Figure dataset records
— START —

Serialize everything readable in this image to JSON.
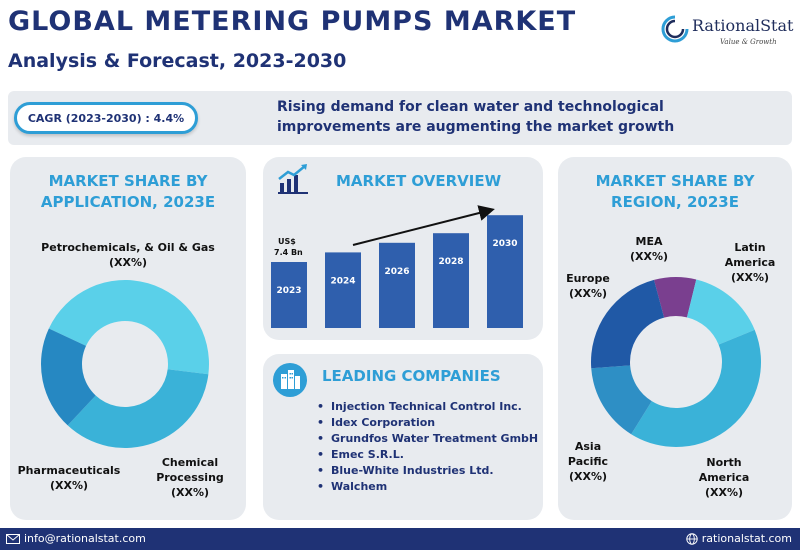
{
  "header": {
    "title": "GLOBAL METERING PUMPS MARKET",
    "subtitle": "Analysis & Forecast, 2023-2030"
  },
  "brand": {
    "name": "RationalStat",
    "tagline": "Value & Growth",
    "colors": {
      "navy": "#1f3275",
      "accent": "#2e9ed6",
      "panel": "#e8ebef"
    }
  },
  "banner": {
    "cagr": "CAGR (2023-2030) : 4.4%",
    "headline": "Rising demand for clean water and technological improvements are augmenting the market growth"
  },
  "application": {
    "heading_line1": "MARKET SHARE BY",
    "heading_line2": "APPLICATION, 2023E",
    "segments": [
      {
        "name": "Petrochemicals, & Oil & Gas",
        "value": "(XX%)",
        "color": "#5ad0e9",
        "share": 0.45
      },
      {
        "name": "Chemical",
        "name_line2": "Processing",
        "value": "(XX%)",
        "color": "#3ab2d8",
        "share": 0.35
      },
      {
        "name": "Pharmaceuticals",
        "value": "(XX%)",
        "color": "#2688c2",
        "share": 0.2
      }
    ]
  },
  "overview": {
    "heading": "MARKET OVERVIEW",
    "icon": "growth-chart-icon"
  },
  "chart_data": {
    "type": "bar",
    "categories": [
      "2023",
      "2024",
      "2026",
      "2028",
      "2030"
    ],
    "value_label": "US$\n7.4 Bn",
    "value_label_line1": "US$",
    "value_label_line2": "7.4 Bn",
    "relative_heights": [
      0.55,
      0.63,
      0.71,
      0.79,
      0.94
    ],
    "bar_color": "#2f5fad",
    "trend_arrow": true
  },
  "leading": {
    "heading": "LEADING COMPANIES",
    "icon": "buildings-icon",
    "companies": [
      "Injection Technical Control Inc.",
      "Idex Corporation",
      "Grundfos Water Treatment GmbH",
      "Emec S.R.L.",
      "Blue-White Industries Ltd.",
      "Walchem"
    ]
  },
  "region": {
    "heading_line1": "MARKET SHARE BY",
    "heading_line2": "REGION, 2023E",
    "segments": [
      {
        "name": "MEA",
        "value": "(XX%)",
        "color": "#7a3f8f",
        "share": 0.08
      },
      {
        "name": "Latin",
        "name_line2": "America",
        "value": "(XX%)",
        "color": "#5ad0e9",
        "share": 0.15
      },
      {
        "name": "North",
        "name_line2": "America",
        "value": "(XX%)",
        "color": "#3ab2d8",
        "share": 0.4
      },
      {
        "name": "Asia",
        "name_line2": "Pacific",
        "value": "(XX%)",
        "color": "#2e8fc5",
        "share": 0.15
      },
      {
        "name": "Europe",
        "value": "(XX%)",
        "color": "#2059a6",
        "share": 0.22
      }
    ]
  },
  "footer": {
    "email": "info@rationalstat.com",
    "website": "rationalstat.com",
    "email_icon": "mail-icon",
    "web_icon": "globe-icon"
  }
}
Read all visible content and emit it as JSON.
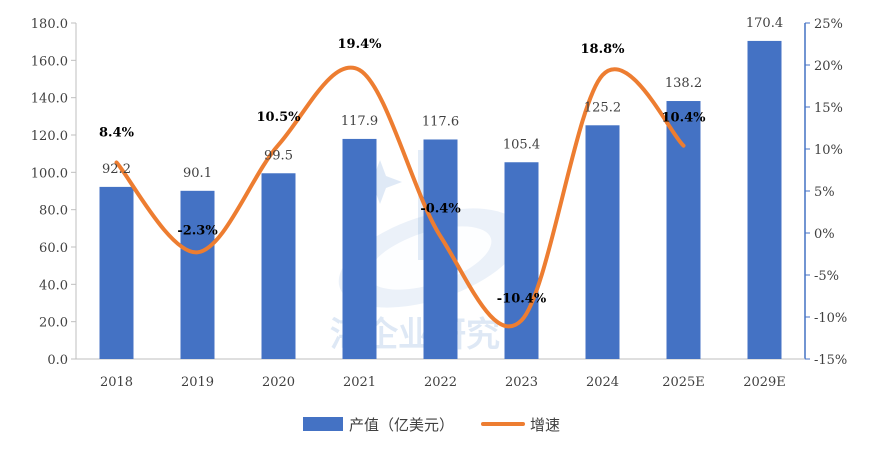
{
  "chart_data": {
    "type": "bar+line",
    "title": "",
    "categories": [
      "2018",
      "2019",
      "2020",
      "2021",
      "2022",
      "2023",
      "2024",
      "2025E",
      "2029E"
    ],
    "series": [
      {
        "name": "产值（亿美元）",
        "type": "bar",
        "axis": "left",
        "color": "#4472c4",
        "values": [
          92.2,
          90.1,
          99.5,
          117.9,
          117.6,
          105.4,
          125.2,
          138.2,
          170.4
        ],
        "labels": [
          "92.2",
          "90.1",
          "99.5",
          "117.9",
          "117.6",
          "105.4",
          "125.2",
          "138.2",
          "170.4"
        ]
      },
      {
        "name": "增速",
        "type": "line",
        "axis": "right",
        "color": "#ed7d31",
        "values": [
          8.4,
          -2.3,
          10.5,
          19.4,
          -0.4,
          -10.4,
          18.8,
          10.4,
          null
        ],
        "labels": [
          "8.4%",
          "-2.3%",
          "10.5%",
          "19.4%",
          "-0.4%",
          "-10.4%",
          "18.8%",
          "10.4%",
          ""
        ]
      }
    ],
    "y_left": {
      "min": 0,
      "max": 180,
      "step": 20,
      "tick_labels": [
        "0.0",
        "20.0",
        "40.0",
        "60.0",
        "80.0",
        "100.0",
        "120.0",
        "140.0",
        "160.0",
        "180.0"
      ]
    },
    "y_right": {
      "min": -15,
      "max": 25,
      "step": 5,
      "tick_labels": [
        "-15%",
        "-10%",
        "-5%",
        "0%",
        "5%",
        "10%",
        "15%",
        "20%",
        "25%"
      ]
    },
    "legend": {
      "position": "bottom",
      "items": [
        {
          "label": "产值（亿美元）",
          "marker": "bar",
          "color": "#4472c4"
        },
        {
          "label": "增速",
          "marker": "line",
          "color": "#ed7d31"
        }
      ]
    },
    "grid": false
  },
  "watermark": {
    "text": "湛企业研究"
  }
}
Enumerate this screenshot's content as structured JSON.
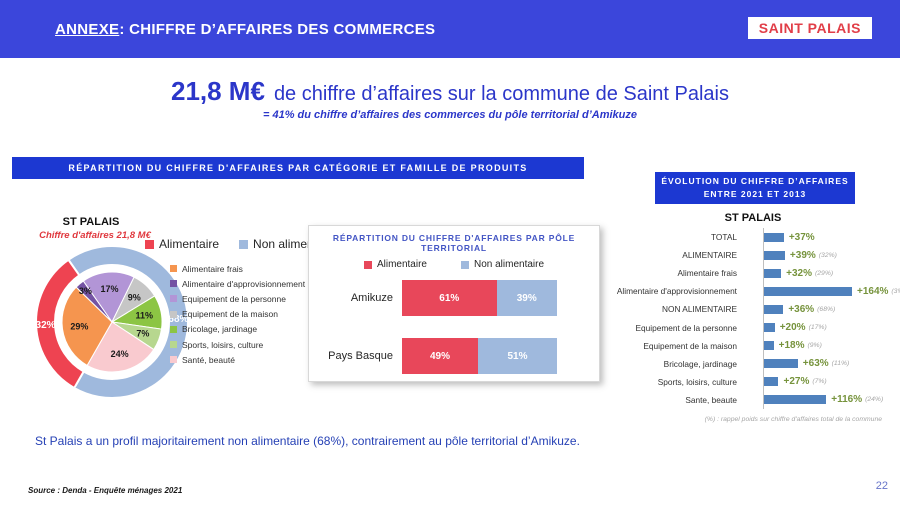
{
  "header": {
    "title_annexe": "ANNEXE",
    "title_rest": " : CHIFFRE D’AFFAIRES DES COMMERCES",
    "brand": "SAINT PALAIS"
  },
  "hero": {
    "amount": "21,8 M€",
    "title": "de chiffre d’affaires sur la commune de Saint Palais",
    "subtitle": "= 41% du chiffre d’affaires des commerces du pôle territorial d’Amikuze"
  },
  "banners": {
    "left": "RÉPARTITION DU CHIFFRE D'AFFAIRES PAR CATÉGORIE ET FAMILLE DE PRODUITS",
    "right_line1": "ÉVOLUTION DU CHIFFRE D’AFFAIRES",
    "right_line2": "ENTRE 2021 ET 2013"
  },
  "insight": "St Palais a un profil majoritairement non alimentaire (68%), contrairement au pôle territorial d’Amikuze.",
  "source": "Source : Denda - Enquête ménages 2021",
  "page_number": "22",
  "colors": {
    "header_blue": "#3B46DB",
    "banner_blue": "#1C38D2",
    "title_blue": "#2B36C9",
    "brand_red": "#E13E48",
    "alimentaire_red": "#EE4351",
    "non_alimentaire_blue": "#9FB9DD",
    "evolution_bar_blue": "#4F81BD",
    "evolution_value_olive": "#76933C"
  },
  "chart_data": [
    {
      "id": "donut-st-palais",
      "type": "pie",
      "title": "ST PALAIS",
      "subtitle": "Chiffre d'affaires 21,8 M€",
      "start_angle_deg": -35,
      "legend_primary": [
        {
          "label": "Alimentaire",
          "color": "#EE4351"
        },
        {
          "label": "Non alimentaire",
          "color": "#9FB9DD"
        }
      ],
      "outer": {
        "series_name": "Catégorie",
        "slices": [
          {
            "label": "Non alimentaire",
            "value": 68,
            "color": "#9FB9DD",
            "text_color": "#ffffff"
          },
          {
            "label": "Alimentaire",
            "value": 32,
            "color": "#EE4351",
            "text_color": "#ffffff"
          }
        ]
      },
      "inner": {
        "series_name": "Famille de produits",
        "slices": [
          {
            "label": "Equipement de la personne",
            "value": 17,
            "color": "#B295D6"
          },
          {
            "label": "Equipement de la maison",
            "value": 9,
            "color": "#C6C6C6"
          },
          {
            "label": "Bricolage, jardinage",
            "value": 11,
            "color": "#8CC544"
          },
          {
            "label": "Sports, loisirs, culture",
            "value": 7,
            "color": "#B7D78F"
          },
          {
            "label": "Santé, beauté",
            "value": 24,
            "color": "#F9CACF"
          },
          {
            "label": "Alimentaire frais",
            "value": 29,
            "color": "#F5954F"
          },
          {
            "label": "Alimentaire d'approvisionnement",
            "value": 3,
            "color": "#7453A3"
          }
        ]
      },
      "legend_families": [
        {
          "label": "Alimentaire frais",
          "color": "#F5954F"
        },
        {
          "label": "Alimentaire d'approvisionnement",
          "color": "#7453A3"
        },
        {
          "label": "Equipement de la personne",
          "color": "#B295D6"
        },
        {
          "label": "Equipement de la maison",
          "color": "#C6C6C6"
        },
        {
          "label": "Bricolage, jardinage",
          "color": "#8CC544"
        },
        {
          "label": "Sports, loisirs, culture",
          "color": "#B7D78F"
        },
        {
          "label": "Santé, beauté",
          "color": "#F9CACF"
        }
      ]
    },
    {
      "id": "pole-territorial",
      "type": "bar",
      "stacked": true,
      "orientation": "horizontal",
      "title": "RÉPARTITION DU CHIFFRE D'AFFAIRES PAR PÔLE TERRITORIAL",
      "categories": [
        "Amikuze",
        "Pays Basque"
      ],
      "series": [
        {
          "name": "Alimentaire",
          "color": "#E8475A",
          "values": [
            61,
            49
          ]
        },
        {
          "name": "Non alimentaire",
          "color": "#9FB9DD",
          "values": [
            39,
            51
          ]
        }
      ],
      "value_suffix": "%",
      "xlim": [
        0,
        100
      ]
    },
    {
      "id": "evolution-st-palais",
      "type": "bar",
      "orientation": "horizontal",
      "title": "ST PALAIS",
      "bar_color": "#4F81BD",
      "xlim": [
        0,
        175
      ],
      "rows": [
        {
          "label": "TOTAL",
          "value": 37,
          "value_label": "+37%",
          "weight": ""
        },
        {
          "label": "ALIMENTAIRE",
          "value": 39,
          "value_label": "+39%",
          "weight": "(32%)"
        },
        {
          "label": "Alimentaire frais",
          "value": 32,
          "value_label": "+32%",
          "weight": "(29%)"
        },
        {
          "label": "Alimentaire d'approvisionnement",
          "value": 164,
          "value_label": "+164%",
          "weight": "(3%)"
        },
        {
          "label": "NON ALIMENTAIRE",
          "value": 36,
          "value_label": "+36%",
          "weight": "(68%)"
        },
        {
          "label": "Equipement de la personne",
          "value": 20,
          "value_label": "+20%",
          "weight": "(17%)"
        },
        {
          "label": "Equipement de la maison",
          "value": 18,
          "value_label": "+18%",
          "weight": "(9%)"
        },
        {
          "label": "Bricolage, jardinage",
          "value": 63,
          "value_label": "+63%",
          "weight": "(11%)"
        },
        {
          "label": "Sports, loisirs, culture",
          "value": 27,
          "value_label": "+27%",
          "weight": "(7%)"
        },
        {
          "label": "Sante, beaute",
          "value": 116,
          "value_label": "+116%",
          "weight": "(24%)"
        }
      ],
      "footnote": "(%) : rappel poids sur chiffre d'affaires total de la commune"
    }
  ]
}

— END —

Exercise aim
Where does the word "RÉPARTITION" appear? Return each line that holds it.

Task answer
    "left": "RÉPARTITION DU CHIFFRE D'AFFAIRES PAR CATÉGORIE ET FAMILLE DE PRODUITS",
      "title": "RÉPARTITION DU CHIFFRE D'AFFAIRES PAR PÔLE TERRITORIAL",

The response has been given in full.